TASK REQUIREMENTS: Only a number is wanted: how many lines in these records contain the word "วนตำบลรอบเม"?

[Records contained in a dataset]
-- start --

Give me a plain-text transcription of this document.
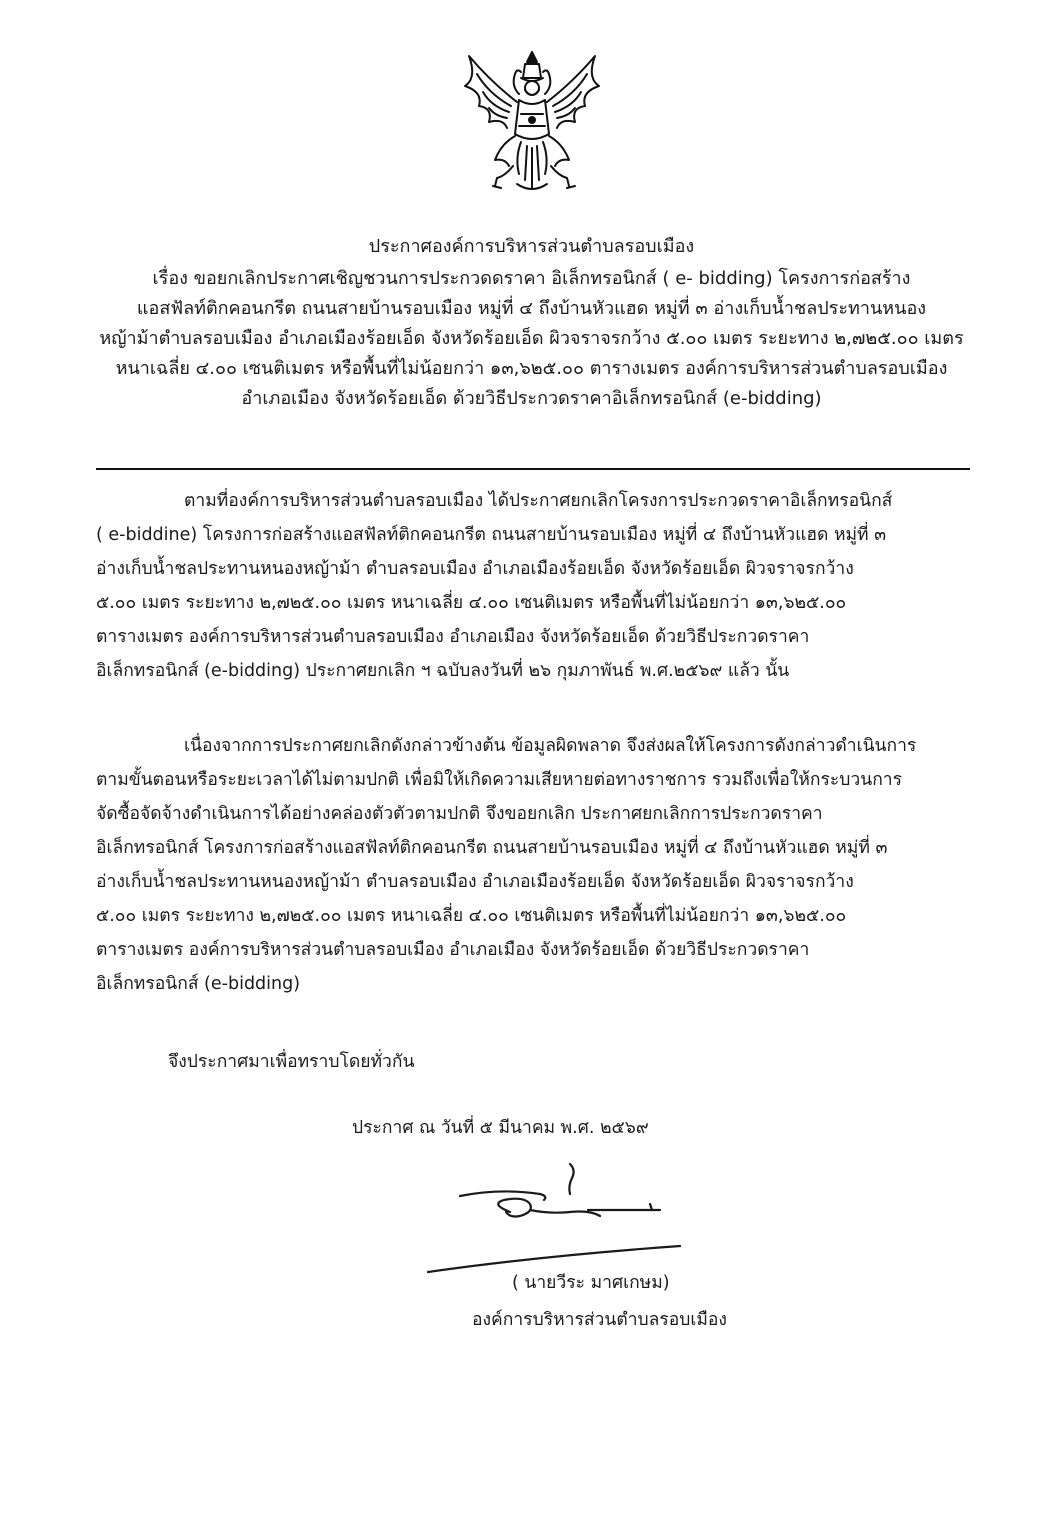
ประกาศองค์การบริหารส่วนตำบลรอบเมือง
เรื่อง ขอยกเลิกประกาศเชิญชวนการประกวดดราคา อิเล็กทรอนิกส์ ( e- bidding) โครงการก่อสร้าง
แอสฟัลท์ติกคอนกรีต ถนนสายบ้านรอบเมือง หมู่ที่ ๔ ถึงบ้านหัวแฮด หมู่ที่ ๓ อ่างเก็บน้ำชลประทานหนอง
หญ้าม้าตำบลรอบเมือง อำเภอเมืองร้อยเอ็ด จังหวัดร้อยเอ็ด ผิวจราจรกว้าง ๕.๐๐ เมตร ระยะทาง ๒,๗๒๕.๐๐ เมตร
หนาเฉลี่ย ๔.๐๐ เซนติเมตร หรือพื้นที่ไม่น้อยกว่า ๑๓,๖๒๕.๐๐ ตารางเมตร องค์การบริหารส่วนตำบลรอบเมือง
อำเภอเมือง จังหวัดร้อยเอ็ด ด้วยวิธีประกวดราคาอิเล็กทรอนิกส์ (e-bidding)
ตามที่องค์การบริหารส่วนตำบลรอบเมือง ได้ประกาศยกเลิกโครงการประกวดราคาอิเล็กทรอนิกส์
( e-biddine) โครงการก่อสร้างแอสฟัลท์ติกคอนกรีต ถนนสายบ้านรอบเมือง หมู่ที่ ๔ ถึงบ้านหัวแฮด หมู่ที่ ๓
อ่างเก็บน้ำชลประทานหนองหญ้าม้า ตำบลรอบเมือง อำเภอเมืองร้อยเอ็ด จังหวัดร้อยเอ็ด ผิวจราจรกว้าง
๕.๐๐ เมตร ระยะทาง ๒,๗๒๕.๐๐ เมตร หนาเฉลี่ย ๔.๐๐ เซนติเมตร หรือพื้นที่ไม่น้อยกว่า ๑๓,๖๒๕.๐๐
ตารางเมตร องค์การบริหารส่วนตำบลรอบเมือง อำเภอเมือง จังหวัดร้อยเอ็ด ด้วยวิธีประกวดราคา
อิเล็กทรอนิกส์ (e-bidding) ประกาศยกเลิก ฯ ฉบับลงวันที่ ๒๖ กุมภาพันธ์ พ.ศ.๒๕๖๙ แล้ว นั้น
เนื่องจากการประกาศยกเลิกดังกล่าวข้างต้น ข้อมูลผิดพลาด จึงส่งผลให้โครงการดังกล่าวดำเนินการ
ตามขั้นตอนหรือระยะเวลาได้ไม่ตามปกติ เพื่อมิให้เกิดความเสียหายต่อทางราชการ รวมถึงเพื่อให้กระบวนการ
จัดซื้อจัดจ้างดำเนินการได้อย่างคล่องตัวตัวตามปกติ จึงขอยกเลิก ประกาศยกเลิกการประกวดราคา
อิเล็กทรอนิกส์ โครงการก่อสร้างแอสฟัลท์ติกคอนกรีต ถนนสายบ้านรอบเมือง หมู่ที่ ๔ ถึงบ้านหัวแฮด หมู่ที่ ๓
อ่างเก็บน้ำชลประทานหนองหญ้าม้า ตำบลรอบเมือง อำเภอเมืองร้อยเอ็ด จังหวัดร้อยเอ็ด ผิวจราจรกว้าง
๕.๐๐ เมตร ระยะทาง ๒,๗๒๕.๐๐ เมตร หนาเฉลี่ย ๔.๐๐ เซนติเมตร หรือพื้นที่ไม่น้อยกว่า ๑๓,๖๒๕.๐๐
ตารางเมตร องค์การบริหารส่วนตำบลรอบเมือง อำเภอเมือง จังหวัดร้อยเอ็ด ด้วยวิธีประกวดราคา
อิเล็กทรอนิกส์ (e-bidding)
จึงประกาศมาเพื่อทราบโดยทั่วกัน
ประกาศ ณ วันที่ ๕ มีนาคม พ.ศ. ๒๕๖๙
( นายวีระ มาศเกษม)
องค์การบริหารส่วนตำบลรอบเมือง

-- end --

TASK SOLUTION: 6